*DIRECTIONS*
Write out the entries below once more, exactly, with the pictures left out.
══════════
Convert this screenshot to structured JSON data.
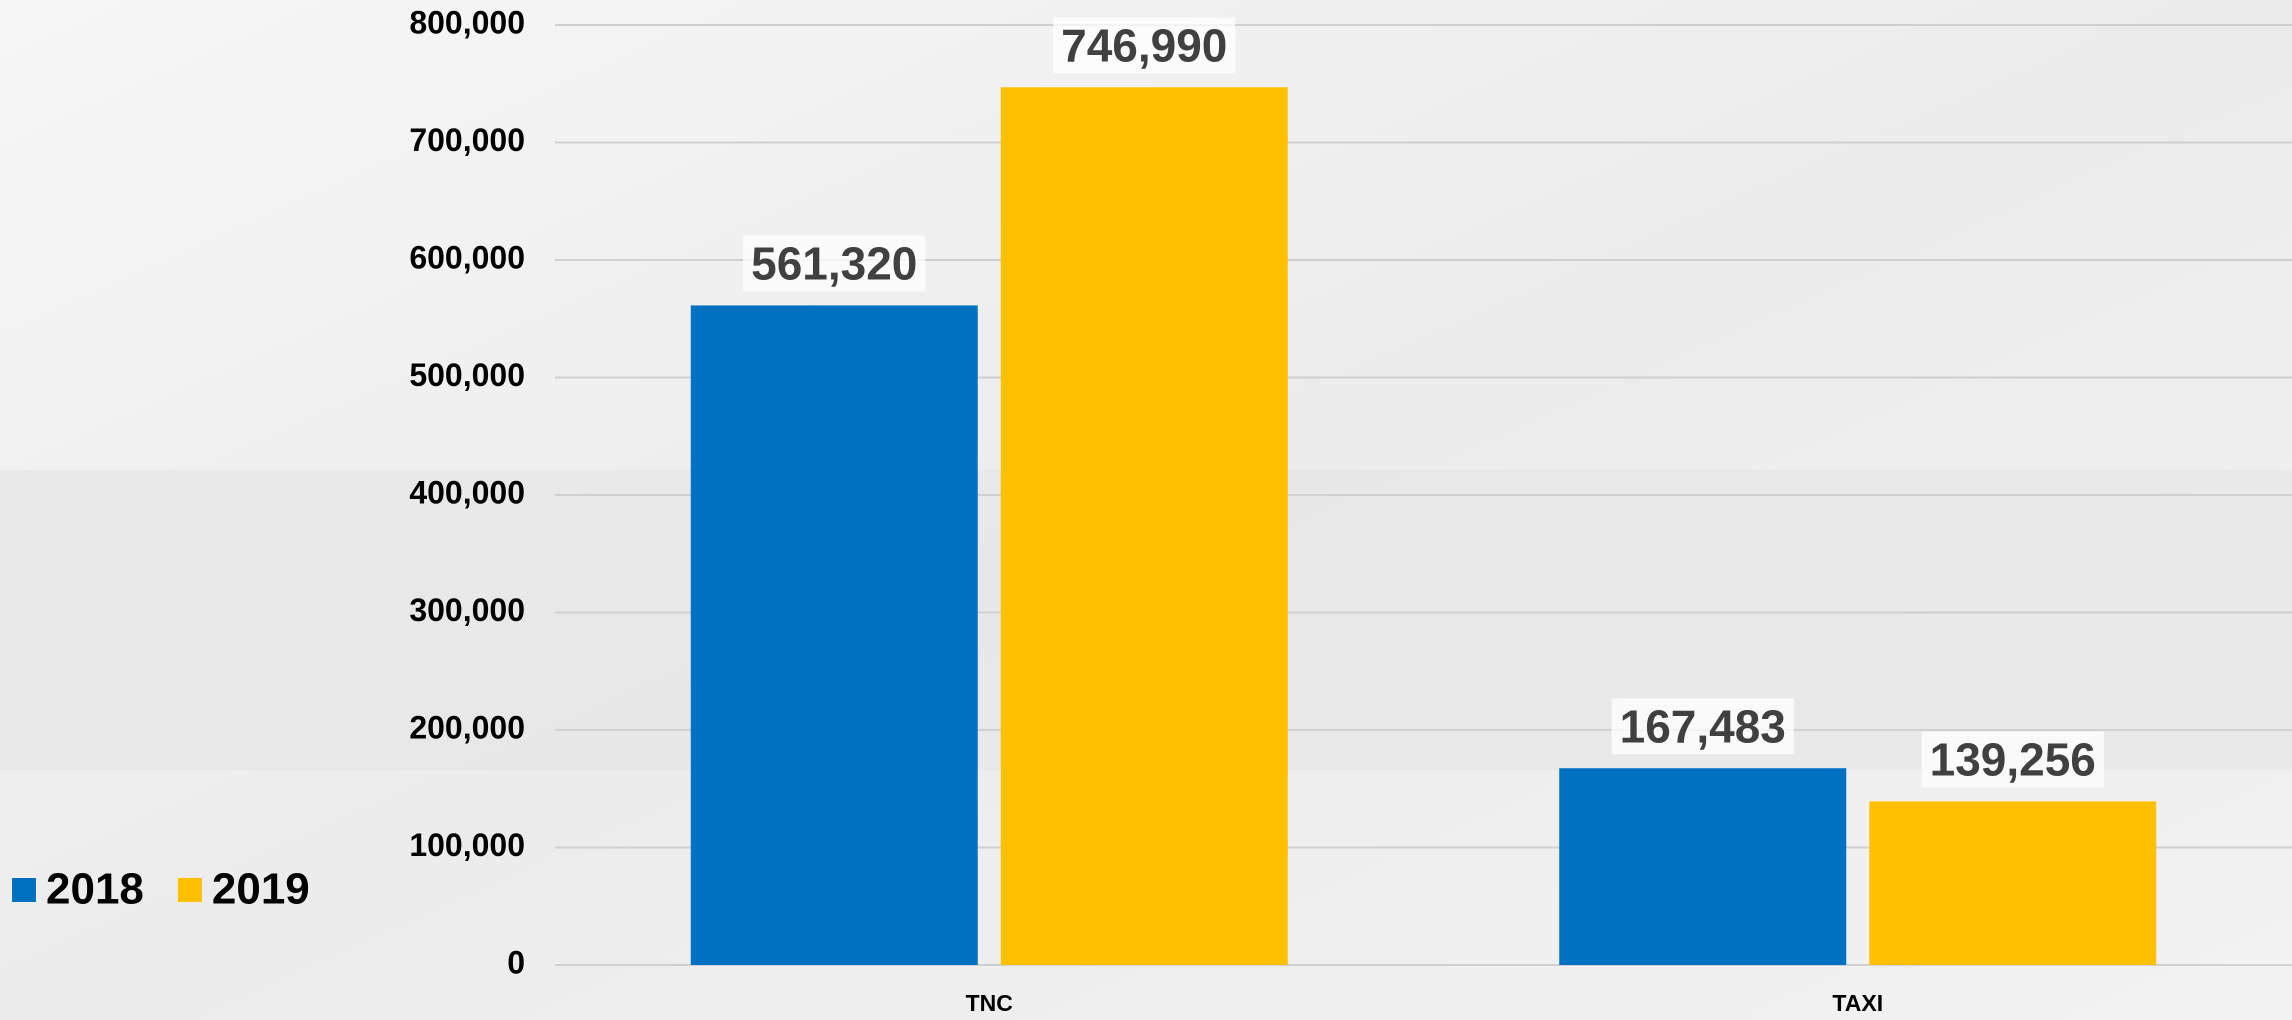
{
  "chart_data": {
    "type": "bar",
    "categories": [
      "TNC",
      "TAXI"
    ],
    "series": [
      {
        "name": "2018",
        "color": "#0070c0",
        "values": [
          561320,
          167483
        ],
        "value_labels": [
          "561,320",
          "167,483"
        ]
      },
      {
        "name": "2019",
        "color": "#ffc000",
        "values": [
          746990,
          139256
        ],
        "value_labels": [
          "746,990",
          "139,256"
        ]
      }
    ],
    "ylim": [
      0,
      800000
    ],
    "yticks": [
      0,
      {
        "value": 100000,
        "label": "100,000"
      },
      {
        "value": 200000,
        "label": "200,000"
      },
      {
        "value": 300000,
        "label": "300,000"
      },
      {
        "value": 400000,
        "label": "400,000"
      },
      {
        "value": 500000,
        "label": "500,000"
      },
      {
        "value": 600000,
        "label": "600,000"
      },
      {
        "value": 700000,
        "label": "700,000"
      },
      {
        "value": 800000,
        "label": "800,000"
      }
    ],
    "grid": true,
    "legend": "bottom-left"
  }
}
══════════
*ANSWER*
Convert this screenshot to structured JSON data.
{
  "chart_data": {
    "type": "bar",
    "categories": [
      "TNC",
      "TAXI"
    ],
    "series": [
      {
        "name": "2018",
        "color": "#0070c0",
        "values": [
          561320,
          167483
        ],
        "value_labels": [
          "561,320",
          "167,483"
        ]
      },
      {
        "name": "2019",
        "color": "#ffc000",
        "values": [
          746990,
          139256
        ],
        "value_labels": [
          "746,990",
          "139,256"
        ]
      }
    ],
    "ylim": [
      0,
      800000
    ],
    "yticks": [
      0,
      {
        "value": 100000,
        "label": "100,000"
      },
      {
        "value": 200000,
        "label": "200,000"
      },
      {
        "value": 300000,
        "label": "300,000"
      },
      {
        "value": 400000,
        "label": "400,000"
      },
      {
        "value": 500000,
        "label": "500,000"
      },
      {
        "value": 600000,
        "label": "600,000"
      },
      {
        "value": 700000,
        "label": "700,000"
      },
      {
        "value": 800000,
        "label": "800,000"
      }
    ],
    "grid": true,
    "legend": "bottom-left"
  }
}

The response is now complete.